• _Page extract_:
Machine Learning

In order to exploit the generated data from high-throughput studies this library also offers methods and interfaces to other python packages to facilitate the training of machine learning models. Generally, the workflow can be split up into three consecutive steps:

  1. Splitting up the initial data set into a training and test set

  2. Extracting features from the data sets

  3. Transforming data, model training and performance testing

  4. Applying the ML model on new unknown data

In the following, we give an overview on how the methods of this libary can be used to achieve the individual steps. As an example we use a subset of the data set used in TODO: Add reference:

[1]:
from aim2dat.strct import StructureCollection

strct_c = StructureCollection()
strct_c.import_from_hdf5_file(
    "../../tests/ml/train_test_split_crystals_ref/PBE_CSP_Cs-Te_crystal-preopt_wo_dup.h5"
)

Splitting up the initial data set into a training and test set

A good and established way to evaluate the ML model’s performance is splitting up the initial data set into a training and test set. This has to be done before any feature extraction or transformation of the data set took place in order to prevent data leakage. Many machine learning packages offer methods to do this task (e.g. scikit-learn’s train_test_split function). Usually the split is performed in a random manner, which has the disadvantage that the training and test set may be unbalanced and do not represent the distribution of the initial data set anymore.

For classification problems a stratified splitting has been introduced with the train_test_split_crystals where the fraction of target categories is maintained for the training and test set. Based on this idea, a stratified splitting for data sets of inorganic crystals is implemented by binning the elemental concentrations and target values using the numpy histogram function. During the splitting process it is ensured that each bin of the training and test set contains the same relative amount of crystals as the initial data set. The most import parameters of the function are:

  • structure_collection: The StructureCollection object serves as container for the crystal structures.

  • target_attribute: key of the target value stored in attributes of the structure.

  • train_size: Size of the training set, if smaller than 1.0 the input is considered as fraction of the initial data set otherwise as absolute size of the data set.

  • test_size: Size of the test set, same input interpretation as for the train_size parameter apply.

  • target_bins: Number of bins or list bin-edges.

  • composition_bins: Number of bins or list bin-edges.

  • elements: List of elements that are considered for the binning (if set to None all elements are considered).

  • return_structure_collection: Whether a StructureCollection or a list is returned.

[2]:
from aim2dat.ml.utils import train_test_split_crystals

comp_bins = [
    -0.05, 0.05, 0.15, 0.25, 0.35, 0.45, 0.55, 0.65, 0.75, 0.85, 0.95, 1.05
]

train_set, test_set, train_target, test_target = train_test_split_crystals(
    strct_c,
    "stability",
    train_size=0.6,
    test_size=0.35,
    return_structure_collections=False,
    composition_bins=comp_bins,
    target_bins=126,
)

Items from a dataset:

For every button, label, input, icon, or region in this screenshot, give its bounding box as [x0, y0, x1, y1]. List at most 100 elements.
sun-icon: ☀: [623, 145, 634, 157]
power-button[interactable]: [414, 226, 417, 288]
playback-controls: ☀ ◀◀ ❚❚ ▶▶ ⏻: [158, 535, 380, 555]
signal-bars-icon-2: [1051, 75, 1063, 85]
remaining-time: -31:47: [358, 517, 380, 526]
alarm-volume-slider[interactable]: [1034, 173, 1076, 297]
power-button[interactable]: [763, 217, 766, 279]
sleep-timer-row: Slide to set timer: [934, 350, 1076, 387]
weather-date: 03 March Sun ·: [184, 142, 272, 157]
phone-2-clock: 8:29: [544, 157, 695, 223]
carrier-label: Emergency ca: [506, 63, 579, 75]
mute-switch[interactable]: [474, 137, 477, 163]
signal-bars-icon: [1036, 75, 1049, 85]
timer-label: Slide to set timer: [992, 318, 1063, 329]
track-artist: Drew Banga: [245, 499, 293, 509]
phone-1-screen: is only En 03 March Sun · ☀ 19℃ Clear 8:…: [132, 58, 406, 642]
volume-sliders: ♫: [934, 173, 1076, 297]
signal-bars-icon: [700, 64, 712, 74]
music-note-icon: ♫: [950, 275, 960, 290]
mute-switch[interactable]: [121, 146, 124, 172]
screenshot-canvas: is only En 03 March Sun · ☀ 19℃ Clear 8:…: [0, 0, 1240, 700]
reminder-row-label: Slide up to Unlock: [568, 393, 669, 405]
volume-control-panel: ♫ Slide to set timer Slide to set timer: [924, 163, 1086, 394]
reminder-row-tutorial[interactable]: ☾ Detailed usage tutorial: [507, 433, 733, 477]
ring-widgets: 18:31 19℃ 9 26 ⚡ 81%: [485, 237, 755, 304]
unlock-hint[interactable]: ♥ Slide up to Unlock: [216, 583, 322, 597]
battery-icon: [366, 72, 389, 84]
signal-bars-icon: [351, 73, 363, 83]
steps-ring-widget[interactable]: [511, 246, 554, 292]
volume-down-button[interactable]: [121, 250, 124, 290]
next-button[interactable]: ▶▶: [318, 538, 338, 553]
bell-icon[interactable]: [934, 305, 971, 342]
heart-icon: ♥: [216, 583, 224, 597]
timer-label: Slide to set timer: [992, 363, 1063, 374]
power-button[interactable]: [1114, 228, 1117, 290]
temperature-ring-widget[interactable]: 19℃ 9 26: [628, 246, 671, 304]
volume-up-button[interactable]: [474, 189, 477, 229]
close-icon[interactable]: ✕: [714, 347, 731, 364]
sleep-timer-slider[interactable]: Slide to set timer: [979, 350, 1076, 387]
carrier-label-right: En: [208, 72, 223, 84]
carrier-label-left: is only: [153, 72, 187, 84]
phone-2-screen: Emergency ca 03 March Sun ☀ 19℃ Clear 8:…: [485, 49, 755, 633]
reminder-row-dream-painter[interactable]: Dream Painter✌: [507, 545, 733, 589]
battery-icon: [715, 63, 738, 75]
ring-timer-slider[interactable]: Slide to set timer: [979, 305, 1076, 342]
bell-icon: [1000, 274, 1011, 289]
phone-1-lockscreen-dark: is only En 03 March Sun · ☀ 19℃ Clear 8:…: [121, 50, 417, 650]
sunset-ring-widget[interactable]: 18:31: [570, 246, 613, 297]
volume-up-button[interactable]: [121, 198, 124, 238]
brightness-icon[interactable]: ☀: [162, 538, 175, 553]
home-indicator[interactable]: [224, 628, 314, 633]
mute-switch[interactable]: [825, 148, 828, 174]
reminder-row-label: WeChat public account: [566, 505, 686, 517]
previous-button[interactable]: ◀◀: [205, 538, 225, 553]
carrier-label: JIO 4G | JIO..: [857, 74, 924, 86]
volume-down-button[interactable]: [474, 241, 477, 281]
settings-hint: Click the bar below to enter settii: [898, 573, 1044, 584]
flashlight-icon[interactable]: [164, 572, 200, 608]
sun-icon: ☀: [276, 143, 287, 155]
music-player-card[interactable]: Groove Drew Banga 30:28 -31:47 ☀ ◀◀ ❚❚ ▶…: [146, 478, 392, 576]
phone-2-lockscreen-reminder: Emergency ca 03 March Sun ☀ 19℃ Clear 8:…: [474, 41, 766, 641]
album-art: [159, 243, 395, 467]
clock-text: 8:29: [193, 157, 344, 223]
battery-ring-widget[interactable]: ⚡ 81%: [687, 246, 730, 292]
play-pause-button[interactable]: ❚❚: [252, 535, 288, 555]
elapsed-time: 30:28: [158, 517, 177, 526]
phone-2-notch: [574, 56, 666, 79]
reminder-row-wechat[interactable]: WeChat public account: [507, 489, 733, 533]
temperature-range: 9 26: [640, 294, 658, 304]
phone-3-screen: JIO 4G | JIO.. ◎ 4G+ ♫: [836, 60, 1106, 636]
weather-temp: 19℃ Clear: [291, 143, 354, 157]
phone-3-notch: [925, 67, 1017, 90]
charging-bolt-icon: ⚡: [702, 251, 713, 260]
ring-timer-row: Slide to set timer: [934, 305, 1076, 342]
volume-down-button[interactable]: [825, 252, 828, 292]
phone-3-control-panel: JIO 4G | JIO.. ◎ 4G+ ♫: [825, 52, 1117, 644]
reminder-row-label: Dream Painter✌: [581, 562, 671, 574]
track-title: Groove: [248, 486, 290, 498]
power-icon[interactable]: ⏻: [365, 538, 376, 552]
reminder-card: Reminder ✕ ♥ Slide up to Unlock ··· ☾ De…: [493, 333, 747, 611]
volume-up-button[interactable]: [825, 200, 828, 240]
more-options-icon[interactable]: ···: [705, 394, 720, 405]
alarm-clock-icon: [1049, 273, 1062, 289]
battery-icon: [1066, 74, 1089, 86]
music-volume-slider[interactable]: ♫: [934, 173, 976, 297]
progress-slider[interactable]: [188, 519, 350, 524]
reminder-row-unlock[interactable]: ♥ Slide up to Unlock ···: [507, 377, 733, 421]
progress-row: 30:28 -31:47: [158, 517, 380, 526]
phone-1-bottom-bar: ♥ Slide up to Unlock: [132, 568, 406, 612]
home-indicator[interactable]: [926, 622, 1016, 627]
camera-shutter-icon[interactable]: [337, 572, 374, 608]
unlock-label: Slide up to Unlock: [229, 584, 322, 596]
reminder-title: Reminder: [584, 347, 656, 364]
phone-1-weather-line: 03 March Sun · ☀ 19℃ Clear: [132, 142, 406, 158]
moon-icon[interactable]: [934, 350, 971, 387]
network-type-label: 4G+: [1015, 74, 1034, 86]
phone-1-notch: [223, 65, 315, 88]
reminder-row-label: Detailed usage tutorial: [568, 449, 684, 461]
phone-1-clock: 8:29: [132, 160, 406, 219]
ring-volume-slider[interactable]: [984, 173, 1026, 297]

• _What to work on_:
a) In the machine learning page, can you condense the paragraph beginning "A good and established way" into a short bulleted list that keeps its main facts?
b) Answer these questions from the machine learning page:
(i) Which numpy function is used to bin the elemental concentrations and target values?
(ii) What value is given for train_size in the code example?
(iii) What happens when the elements parameter is set to None?
c) Resume the machine learning page, picking up right after its final code cell.

• _Responses to the exercise_:
a)
- Splitting the initial data set into a training set and a test set is an established way to evaluate an ML model's performance.
- The split must happen before any feature extraction or transformation, to prevent data leakage.
- Many machine learning packages offer methods for this, such as scikit-learn's train_test_split function.
- The split is usually random, so the training and test sets may be unbalanced and no longer represent the distribution of the initial data set.

b)
(i) The numpy histogram function.
(ii) 0.6
(iii) All elements are considered for the binning.

c)
Extracting features from data sets

This library implements several methods to extract feature vectors from molecular or crystalline structures that are based on scikit-learn’s BaseEstimator class. This means that the transformer classes can be combined with other transformer or estimator classes by defining pipelines (more details on scikit-learn’s pipeline framework can be found here). A list of the different classes is given here. The calculation of features is based on the StructureOperations class and can exploit its parallel implementations via the attributes n_procs and chunksize.

Here, we make use of the StructureFFPrintTransformer (with reduced numerical parameters) which uses the F-Fingerprint (doi:10.1063/1.3079326) to describe the crystals:

[3]:
from aim2dat.ml.transformers import StructureFFPrintTransformer

ffprint_transf = StructureFFPrintTransformer(
    r_max=10.0, delta_bin=0.5, sigma=2.0, add_header=True, verbose=False
)

Specifically for a parameter grid search structural properties that deman large computational resources to calculate can be “precomputed” for different parameter sets reused later on. The properties are stored in a StructureOperations object for each parameter set (note that we only precompute properties for the first 40 structures of the training set to reduce the run time):

[4]:
ffprint_transf.nprocs = 4
ffprint_transf.chunksize = 10
ffprint_transf.precompute_parameter_space(
    {"r_max": [5.0, 10.0], "sigma": [2.0]}, train_set[:40]
)
ffprint_transf.precomputed_properties
[4]:
(({'r_max': 5.0, 'delta_bin': 0.5, 'sigma': 2.0, 'distinguish_kinds': False},
  <aim2dat.strct.structure_operations.StructureOperations at 0x7f89974559c0>),
 ({'r_max': 10.0, 'delta_bin': 0.5, 'sigma': 2.0, 'distinguish_kinds': False},
  <aim2dat.strct.structure_operations.StructureOperations at 0x7f8997454b50>))

Transforming data, model training and performance testing

The bulk workload of this step can be accomplished by different machine learning packages. This library merely augments methods by implementing custom metrics and kernels that can be used for models implemented in the scikit-learn package (a list of the methods is given here).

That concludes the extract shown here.